=== Data listing ===
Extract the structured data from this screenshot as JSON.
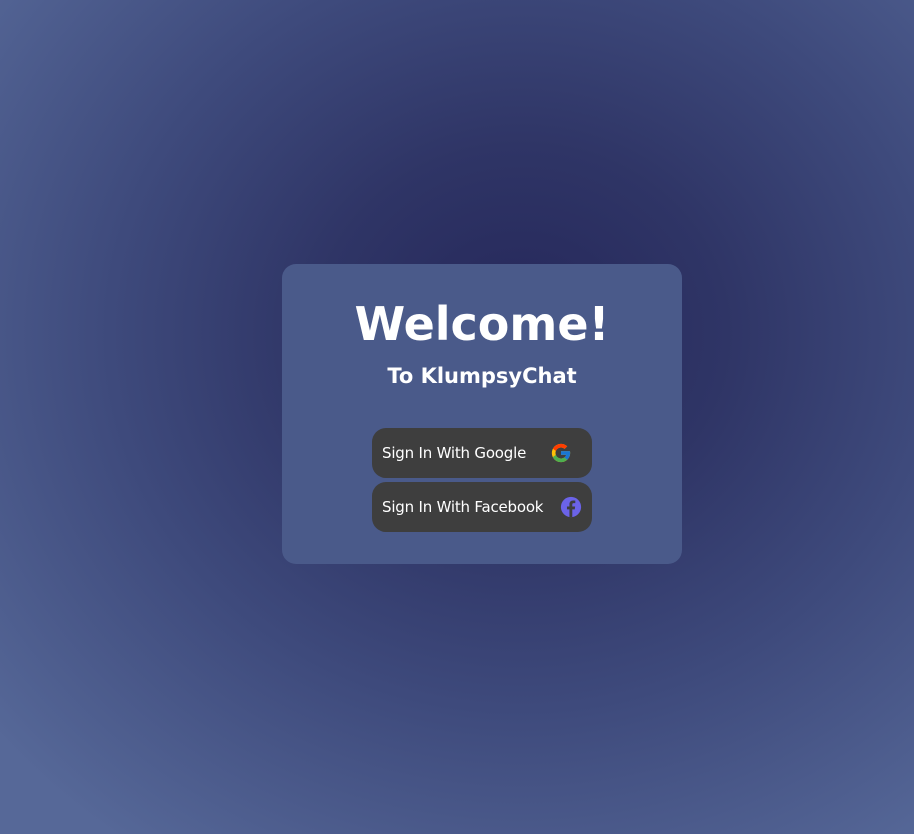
{
  "card": {
    "title": "Welcome!",
    "subtitle": "To KlumpsyChat"
  },
  "buttons": {
    "google": {
      "label": "Sign In With Google",
      "icon": "google-icon"
    },
    "facebook": {
      "label": "Sign In With Facebook",
      "icon": "facebook-icon"
    }
  },
  "colors": {
    "card_bg": "#4a5a8a",
    "button_bg": "#3e3e3e",
    "facebook_icon": "#6b63e8",
    "text": "#ffffff"
  }
}
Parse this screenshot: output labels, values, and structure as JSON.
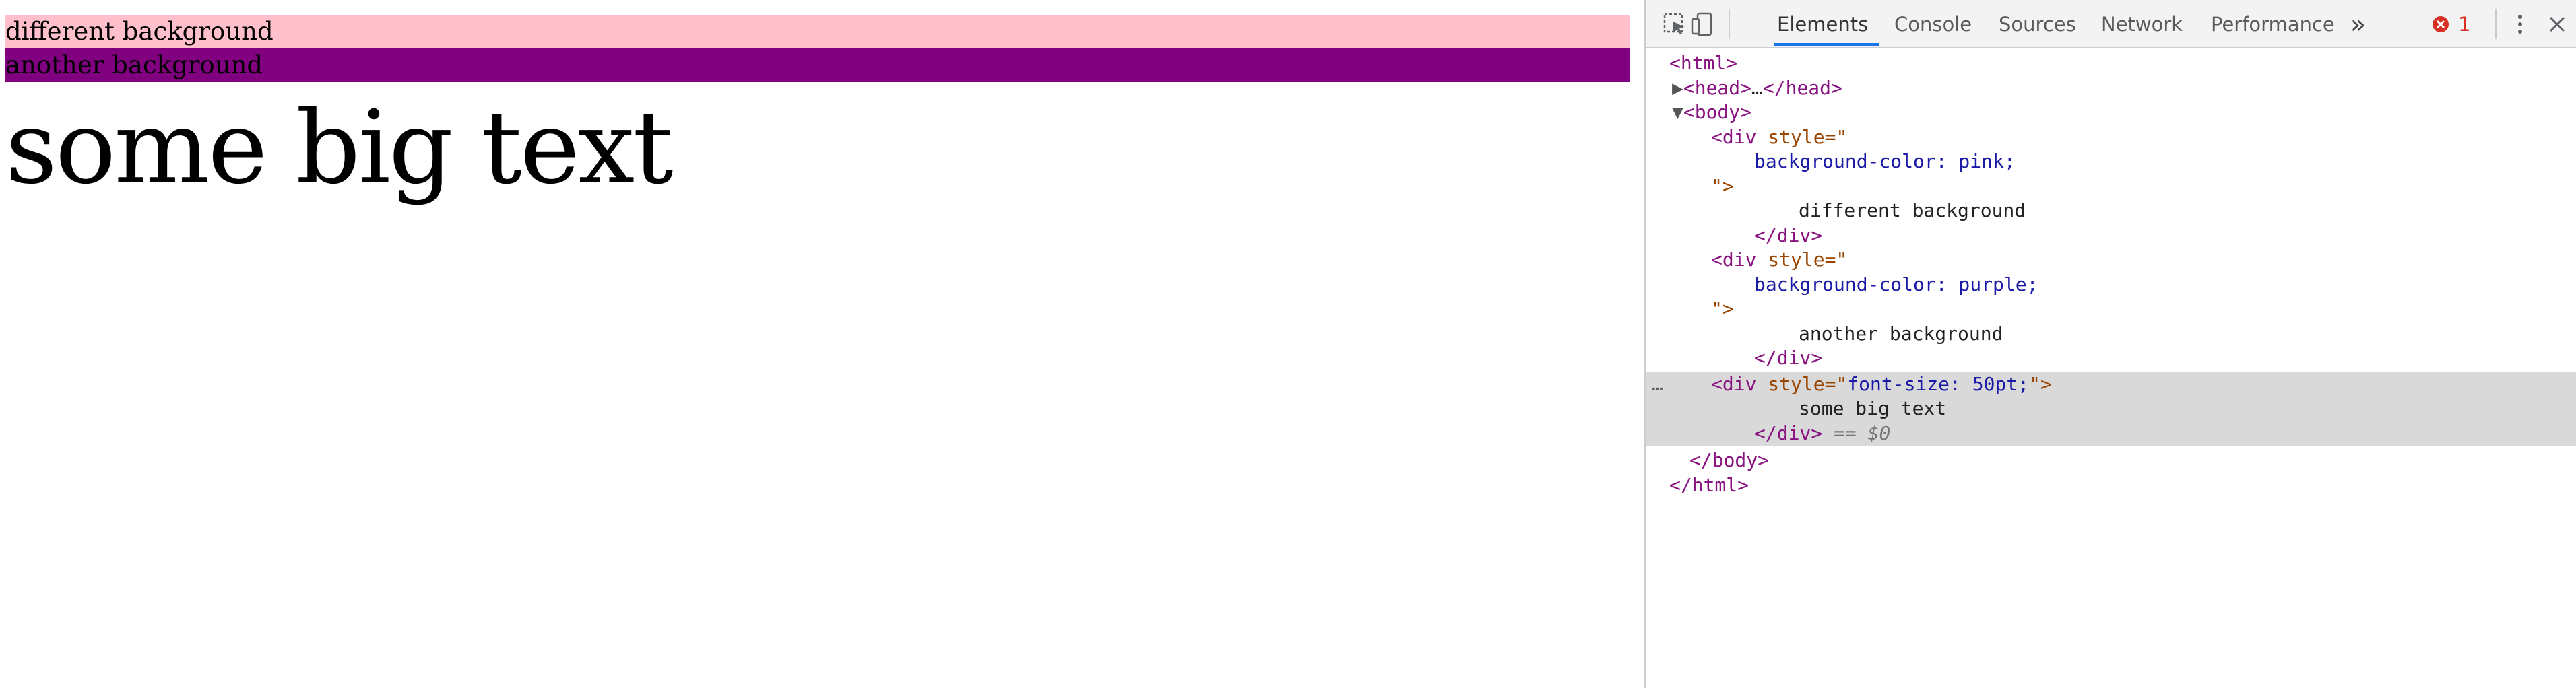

=== Stated exercise ===
Print the complete listing exactly, apart from any pictures.

=== Expected answer ===
Extract the structured data from this screenshot as JSON.
{
  "card": {
    "title": "Welcome!",
    "subtitle": "To KlumpsyChat"
  },
  "buttons": {
    "google": {
      "label": "Sign In With Google",
      "icon": "google-icon"
    },
    "facebook": {
      "label": "Sign In With Facebook",
      "icon": "facebook-icon"
    }
  },
  "colors": {
    "card_bg": "#4a5a8a",
    "button_bg": "#3e3e3e",
    "facebook_icon": "#6b63e8",
    "text": "#ffffff"
  }
}
Parse this screenshot: output labels, values, and structure as JSON.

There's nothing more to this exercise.